Your task is to copy the listing exactly, with the pictures left out.

◆ SUPPLIED DATA ◆
start

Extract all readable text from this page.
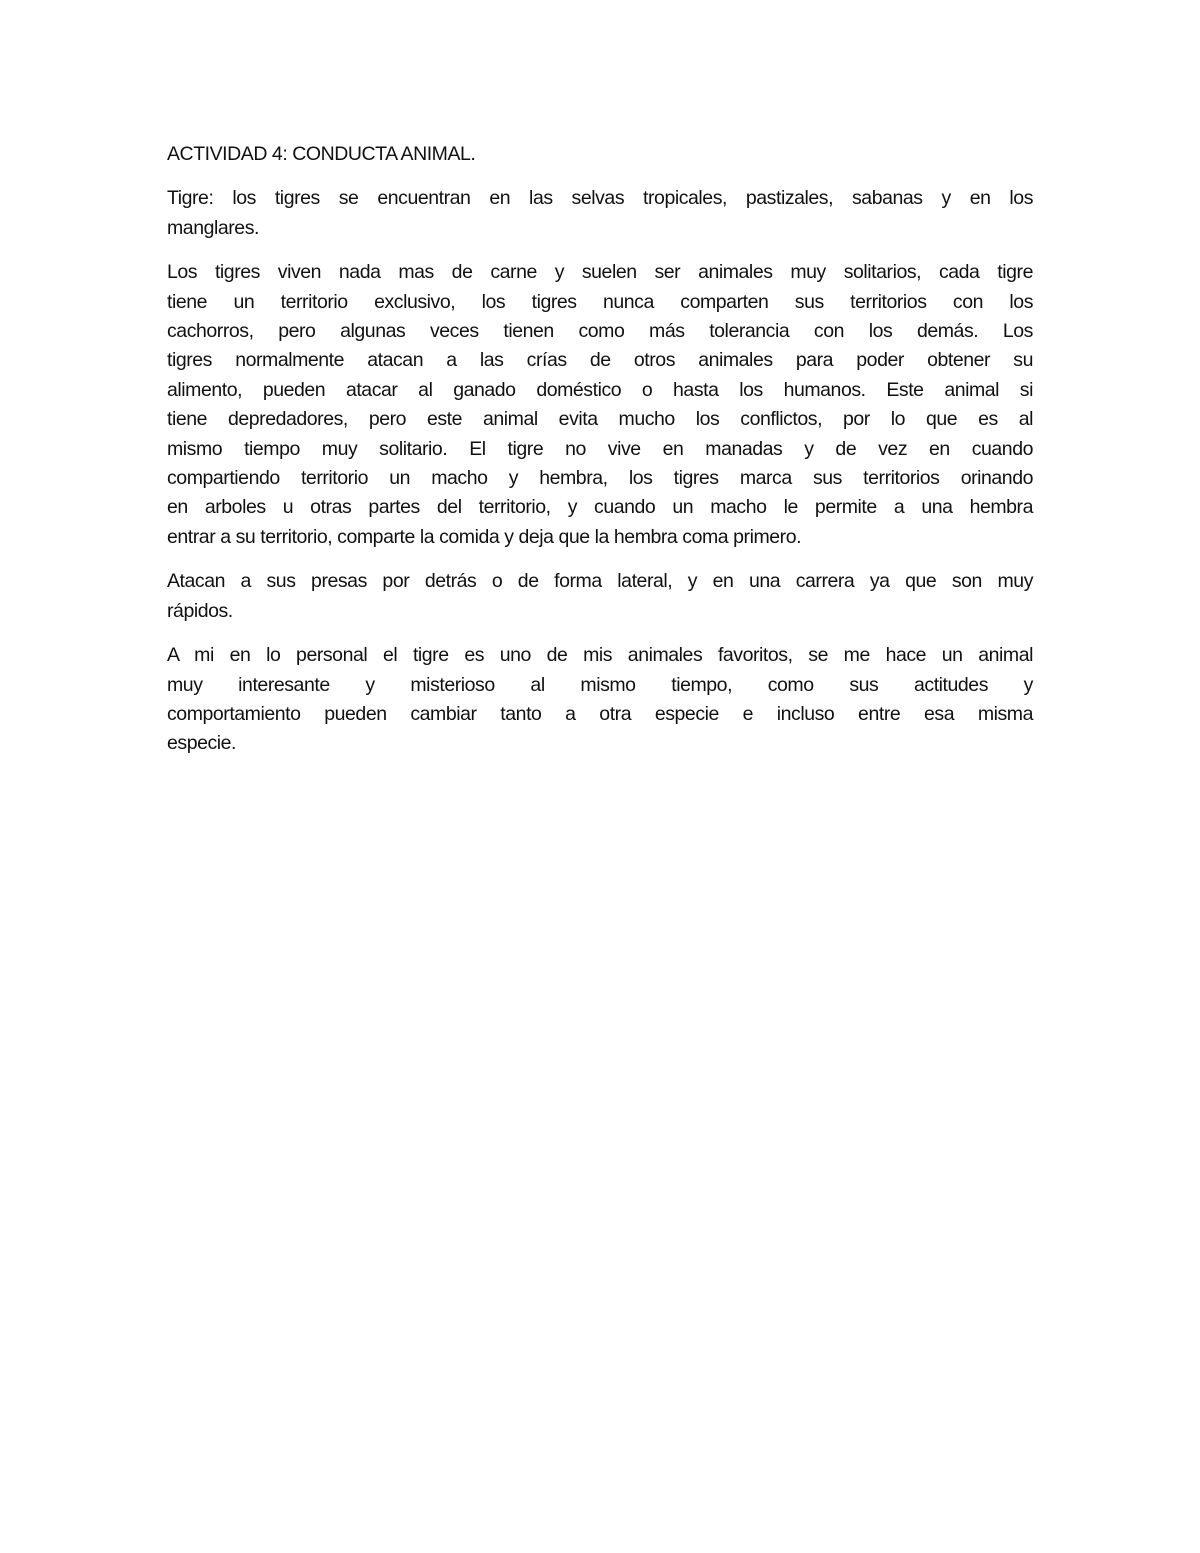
ACTIVIDAD 4: CONDUCTA ANIMAL.
Tigre: los tigres se encuentran en las selvas tropicales, pastizales, sabanas y en los
manglares.
Los tigres viven nada mas de carne y suelen ser animales muy solitarios, cada tigre
tiene un territorio exclusivo, los tigres nunca comparten sus territorios con los
cachorros, pero algunas veces tienen como más tolerancia con los demás. Los
tigres normalmente atacan a las crías de otros animales para poder obtener su
alimento, pueden atacar al ganado doméstico o hasta los humanos. Este animal si
tiene depredadores, pero este animal evita mucho los conflictos, por lo que es al
mismo tiempo muy solitario. El tigre no vive en manadas y de vez en cuando
compartiendo territorio un macho y hembra, los tigres marca sus territorios orinando
en arboles u otras partes del territorio, y cuando un macho le permite a una hembra
entrar a su territorio, comparte la comida y deja que la hembra coma primero.
Atacan a sus presas por detrás o de forma lateral, y en una carrera ya que son muy
rápidos.
A mi en lo personal el tigre es uno de mis animales favoritos, se me hace un animal
muy interesante y misterioso al mismo tiempo, como sus actitudes y
comportamiento pueden cambiar tanto a otra especie e incluso entre esa misma
especie.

end

◆ TASK ANSWER ◆
Extract all readable text from this page.
ACTIVIDAD 4: CONDUCTA ANIMAL.
Tigre: los tigres se encuentran en las selvas tropicales, pastizales, sabanas y en los
manglares.
Los tigres viven nada mas de carne y suelen ser animales muy solitarios, cada tigre
tiene un territorio exclusivo, los tigres nunca comparten sus territorios con los
cachorros, pero algunas veces tienen como más tolerancia con los demás. Los
tigres normalmente atacan a las crías de otros animales para poder obtener su
alimento, pueden atacar al ganado doméstico o hasta los humanos. Este animal si
tiene depredadores, pero este animal evita mucho los conflictos, por lo que es al
mismo tiempo muy solitario. El tigre no vive en manadas y de vez en cuando
compartiendo territorio un macho y hembra, los tigres marca sus territorios orinando
en arboles u otras partes del territorio, y cuando un macho le permite a una hembra
entrar a su territorio, comparte la comida y deja que la hembra coma primero.
Atacan a sus presas por detrás o de forma lateral, y en una carrera ya que son muy
rápidos.
A mi en lo personal el tigre es uno de mis animales favoritos, se me hace un animal
muy interesante y misterioso al mismo tiempo, como sus actitudes y
comportamiento pueden cambiar tanto a otra especie e incluso entre esa misma
especie.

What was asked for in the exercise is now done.